* _Instructions for the task_: Write out the listing below again, precisely as it is given.

* _Part of a data file_:
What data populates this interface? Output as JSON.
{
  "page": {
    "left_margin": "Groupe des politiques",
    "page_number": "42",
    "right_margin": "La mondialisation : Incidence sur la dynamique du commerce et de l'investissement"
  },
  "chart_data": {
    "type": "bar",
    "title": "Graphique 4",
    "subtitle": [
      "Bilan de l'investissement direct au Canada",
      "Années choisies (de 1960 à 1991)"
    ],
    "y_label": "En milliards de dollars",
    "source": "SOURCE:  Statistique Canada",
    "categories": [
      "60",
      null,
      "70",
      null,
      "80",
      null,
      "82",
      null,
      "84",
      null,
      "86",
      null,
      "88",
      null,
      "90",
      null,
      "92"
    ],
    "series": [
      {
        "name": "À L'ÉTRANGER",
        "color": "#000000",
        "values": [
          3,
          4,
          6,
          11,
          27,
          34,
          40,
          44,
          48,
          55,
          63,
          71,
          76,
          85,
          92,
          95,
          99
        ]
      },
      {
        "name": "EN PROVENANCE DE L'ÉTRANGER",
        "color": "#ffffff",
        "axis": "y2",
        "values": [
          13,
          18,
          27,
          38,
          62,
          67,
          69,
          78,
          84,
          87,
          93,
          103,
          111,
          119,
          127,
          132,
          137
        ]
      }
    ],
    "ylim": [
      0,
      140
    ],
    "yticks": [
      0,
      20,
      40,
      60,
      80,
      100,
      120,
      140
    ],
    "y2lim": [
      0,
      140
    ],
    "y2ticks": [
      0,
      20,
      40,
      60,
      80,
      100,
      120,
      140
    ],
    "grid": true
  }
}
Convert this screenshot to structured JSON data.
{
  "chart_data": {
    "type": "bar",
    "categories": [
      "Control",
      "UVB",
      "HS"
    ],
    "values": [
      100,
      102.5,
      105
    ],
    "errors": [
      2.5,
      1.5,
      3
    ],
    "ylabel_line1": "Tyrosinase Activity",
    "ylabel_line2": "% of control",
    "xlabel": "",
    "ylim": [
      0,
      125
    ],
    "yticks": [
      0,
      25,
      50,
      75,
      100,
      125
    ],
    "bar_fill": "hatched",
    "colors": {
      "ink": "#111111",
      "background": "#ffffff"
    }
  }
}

* _Answer_:
What data populates this interface? Output as JSON.
{
  "page": {
    "left_margin": "Groupe des politiques",
    "page_number": "42",
    "right_margin": "La mondialisation : Incidence sur la dynamique du commerce et de l'investissement"
  },
  "chart_data": {
    "type": "bar",
    "title": "Graphique 4",
    "subtitle": [
      "Bilan de l'investissement direct au Canada",
      "Années choisies (de 1960 à 1991)"
    ],
    "y_label": "En milliards de dollars",
    "source": "SOURCE:  Statistique Canada",
    "categories": [
      "60",
      null,
      "70",
      null,
      "80",
      null,
      "82",
      null,
      "84",
      null,
      "86",
      null,
      "88",
      null,
      "90",
      null,
      "92"
    ],
    "series": [
      {
        "name": "À L'ÉTRANGER",
        "color": "#000000",
        "values": [
          3,
          4,
          6,
          11,
          27,
          34,
          40,
          44,
          48,
          55,
          63,
          71,
          76,
          85,
          92,
          95,
          99
        ]
      },
      {
        "name": "EN PROVENANCE DE L'ÉTRANGER",
        "color": "#ffffff",
        "axis": "y2",
        "values": [
          13,
          18,
          27,
          38,
          62,
          67,
          69,
          78,
          84,
          87,
          93,
          103,
          111,
          119,
          127,
          132,
          137
        ]
      }
    ],
    "ylim": [
      0,
      140
    ],
    "yticks": [
      0,
      20,
      40,
      60,
      80,
      100,
      120,
      140
    ],
    "y2lim": [
      0,
      140
    ],
    "y2ticks": [
      0,
      20,
      40,
      60,
      80,
      100,
      120,
      140
    ],
    "grid": true
  }
}
Convert this screenshot to structured JSON data.
{
  "chart_data": {
    "type": "bar",
    "categories": [
      "Control",
      "UVB",
      "HS"
    ],
    "values": [
      100,
      102.5,
      105
    ],
    "errors": [
      2.5,
      1.5,
      3
    ],
    "ylabel_line1": "Tyrosinase Activity",
    "ylabel_line2": "% of control",
    "xlabel": "",
    "ylim": [
      0,
      125
    ],
    "yticks": [
      0,
      25,
      50,
      75,
      100,
      125
    ],
    "bar_fill": "hatched",
    "colors": {
      "ink": "#111111",
      "background": "#ffffff"
    }
  }
}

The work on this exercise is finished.